=== Texto apresentado ===

LGPD em foco: advogada explica direitos de vítimas após vazamento de nomes de pessoas com HIV
O vazamento contraria o artigo 42 da LGPD, que trata do dever de sigilo, e pode configurar inclusive quebra de sigilo profissional.

A divulgação indevida de nomes de pessoas com HIV no Diário Oficial de Feira de Santana provocou forte reação em todo o país e levantou um alerta sobre a proteção de dados sensíveis. A advogada Camila Trabuco detalhou as implicações legais do caso e orientou as vítimas.
“Infelizmente estamos diante de um tema muito triste. Houve o vazamento de dados de pelo menos 600 pessoas, expondo uma condição de saúde que ainda sofre forte estigma social”, afirmou a advogada, destacando que a Lei Geral de Proteção de Dados (LGPD) classifica informações de saúde como dados sensíveis, que exigem proteção especial.

===

Retome o texto sobre o vazamento de nomes de pessoas com HIV a partir do ponto em que ele termina. A listagem é um material à parte, separado do texto apresentado.

=== Material fornecido ===

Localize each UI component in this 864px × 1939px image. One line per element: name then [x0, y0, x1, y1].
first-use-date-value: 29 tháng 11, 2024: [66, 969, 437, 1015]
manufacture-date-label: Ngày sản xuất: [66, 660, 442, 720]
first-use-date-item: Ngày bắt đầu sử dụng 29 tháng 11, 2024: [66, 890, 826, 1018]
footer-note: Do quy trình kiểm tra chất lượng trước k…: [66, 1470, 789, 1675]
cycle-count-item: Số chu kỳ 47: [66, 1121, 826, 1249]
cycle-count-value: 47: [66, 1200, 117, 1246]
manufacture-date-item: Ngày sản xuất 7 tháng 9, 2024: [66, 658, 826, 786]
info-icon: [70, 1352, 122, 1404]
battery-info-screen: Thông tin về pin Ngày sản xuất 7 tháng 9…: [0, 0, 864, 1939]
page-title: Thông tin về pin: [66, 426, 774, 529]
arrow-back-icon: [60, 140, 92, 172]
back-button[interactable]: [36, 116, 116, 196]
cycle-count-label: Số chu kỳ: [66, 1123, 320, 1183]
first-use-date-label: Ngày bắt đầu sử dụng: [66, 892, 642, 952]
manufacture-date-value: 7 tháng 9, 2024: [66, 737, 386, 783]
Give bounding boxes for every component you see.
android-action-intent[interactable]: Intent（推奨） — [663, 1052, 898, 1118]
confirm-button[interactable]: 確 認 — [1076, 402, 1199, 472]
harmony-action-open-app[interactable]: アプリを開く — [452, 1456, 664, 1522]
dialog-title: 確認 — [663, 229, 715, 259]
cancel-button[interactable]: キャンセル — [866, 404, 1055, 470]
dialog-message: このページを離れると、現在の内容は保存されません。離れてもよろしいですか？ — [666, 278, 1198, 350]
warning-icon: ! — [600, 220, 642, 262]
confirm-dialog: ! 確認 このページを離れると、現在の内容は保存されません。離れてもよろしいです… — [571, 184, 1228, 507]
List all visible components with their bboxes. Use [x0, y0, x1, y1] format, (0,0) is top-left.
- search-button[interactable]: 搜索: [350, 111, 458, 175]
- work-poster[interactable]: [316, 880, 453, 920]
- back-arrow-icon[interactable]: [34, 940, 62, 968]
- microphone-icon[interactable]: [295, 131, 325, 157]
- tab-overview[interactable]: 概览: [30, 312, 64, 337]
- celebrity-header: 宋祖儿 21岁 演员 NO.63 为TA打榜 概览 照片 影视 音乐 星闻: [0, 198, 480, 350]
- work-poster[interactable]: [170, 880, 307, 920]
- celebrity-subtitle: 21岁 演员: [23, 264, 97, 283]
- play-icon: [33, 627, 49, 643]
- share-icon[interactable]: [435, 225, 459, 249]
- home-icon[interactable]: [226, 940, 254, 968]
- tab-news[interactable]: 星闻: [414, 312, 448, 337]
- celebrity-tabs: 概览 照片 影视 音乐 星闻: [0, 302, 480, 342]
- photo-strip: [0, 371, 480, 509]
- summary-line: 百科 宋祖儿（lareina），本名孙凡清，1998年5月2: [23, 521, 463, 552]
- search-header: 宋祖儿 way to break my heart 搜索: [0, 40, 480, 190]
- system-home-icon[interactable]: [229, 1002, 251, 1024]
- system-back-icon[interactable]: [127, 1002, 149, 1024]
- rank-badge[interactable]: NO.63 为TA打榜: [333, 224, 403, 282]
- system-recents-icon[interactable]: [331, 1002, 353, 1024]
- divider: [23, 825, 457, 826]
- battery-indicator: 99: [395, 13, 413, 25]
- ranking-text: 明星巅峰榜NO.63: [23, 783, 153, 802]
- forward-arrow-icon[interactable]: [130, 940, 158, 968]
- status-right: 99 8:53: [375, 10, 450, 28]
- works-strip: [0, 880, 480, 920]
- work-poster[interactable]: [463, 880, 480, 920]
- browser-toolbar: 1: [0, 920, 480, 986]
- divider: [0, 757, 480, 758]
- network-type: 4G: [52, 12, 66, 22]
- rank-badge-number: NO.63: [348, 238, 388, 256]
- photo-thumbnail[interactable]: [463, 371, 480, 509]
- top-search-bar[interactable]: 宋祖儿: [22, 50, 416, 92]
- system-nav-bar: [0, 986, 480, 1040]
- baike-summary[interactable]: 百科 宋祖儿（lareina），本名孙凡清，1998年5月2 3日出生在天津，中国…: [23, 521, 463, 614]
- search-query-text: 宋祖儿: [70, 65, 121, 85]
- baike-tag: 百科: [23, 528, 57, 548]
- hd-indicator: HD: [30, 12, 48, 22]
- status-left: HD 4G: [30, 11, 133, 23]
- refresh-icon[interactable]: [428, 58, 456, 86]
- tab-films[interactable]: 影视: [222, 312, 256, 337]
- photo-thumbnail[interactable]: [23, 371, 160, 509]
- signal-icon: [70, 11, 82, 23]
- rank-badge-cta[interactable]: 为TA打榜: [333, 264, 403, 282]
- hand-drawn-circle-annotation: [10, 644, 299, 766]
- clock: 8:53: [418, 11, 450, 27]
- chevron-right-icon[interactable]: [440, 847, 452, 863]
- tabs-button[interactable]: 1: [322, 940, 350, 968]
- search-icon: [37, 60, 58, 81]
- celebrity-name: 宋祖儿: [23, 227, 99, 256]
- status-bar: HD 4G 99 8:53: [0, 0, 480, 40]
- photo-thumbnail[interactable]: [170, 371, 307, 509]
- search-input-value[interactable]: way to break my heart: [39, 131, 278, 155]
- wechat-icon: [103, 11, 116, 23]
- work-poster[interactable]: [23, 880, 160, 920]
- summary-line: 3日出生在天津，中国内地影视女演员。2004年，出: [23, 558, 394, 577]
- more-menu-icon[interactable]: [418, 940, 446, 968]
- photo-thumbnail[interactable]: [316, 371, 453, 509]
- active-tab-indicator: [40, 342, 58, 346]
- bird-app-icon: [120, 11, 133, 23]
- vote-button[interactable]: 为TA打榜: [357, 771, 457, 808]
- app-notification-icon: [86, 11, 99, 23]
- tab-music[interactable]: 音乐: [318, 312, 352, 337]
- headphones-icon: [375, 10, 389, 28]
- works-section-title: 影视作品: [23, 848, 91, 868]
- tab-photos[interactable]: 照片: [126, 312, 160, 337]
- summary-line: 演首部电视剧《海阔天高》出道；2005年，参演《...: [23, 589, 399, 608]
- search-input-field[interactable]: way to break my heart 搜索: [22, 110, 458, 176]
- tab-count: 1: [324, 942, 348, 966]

===

§ Resposta:
Segundo Dra. Camila, a LGPD prevê sanções severas. “A legislação permite multas que podem chegar a 2% do faturamento de empresas privadas, limitadas a R$ 50 milhões, e no caso de órgãos públicos a Autoridade Nacional de Proteção de Dados avalia e aplica as penalidades”, explicou. Ela ressaltou que a responsabilidade do ente público é objetiva: “Basta provar que o nome estava na lista divulgada para caracterizar o dano, sem necessidade de comprovar culpa.”
A advogada também destacou que as vítimas têm direito à reparação moral e material.
“Quem precisar de atendimento psicológico ou médico por conta da exposição deve guardar notas e recibos, pois esses gastos podem ser incluídos no pedido de indenização”, orientou. O caminho indicado é a via judicial, já que dificilmente haverá reparação administrativa.
Dra. Camila lembrou ainda que o vazamento contraria o artigo 42 da LGPD, que trata do dever de sigilo, e pode configurar inclusive quebra de sigilo profissional.
“Estamos falando de uma violação grave. Mesmo que a prefeitura tenha atribuído o caso a uma falha de sistema, a obrigação de proteger os dados é do ente público”, reforçou.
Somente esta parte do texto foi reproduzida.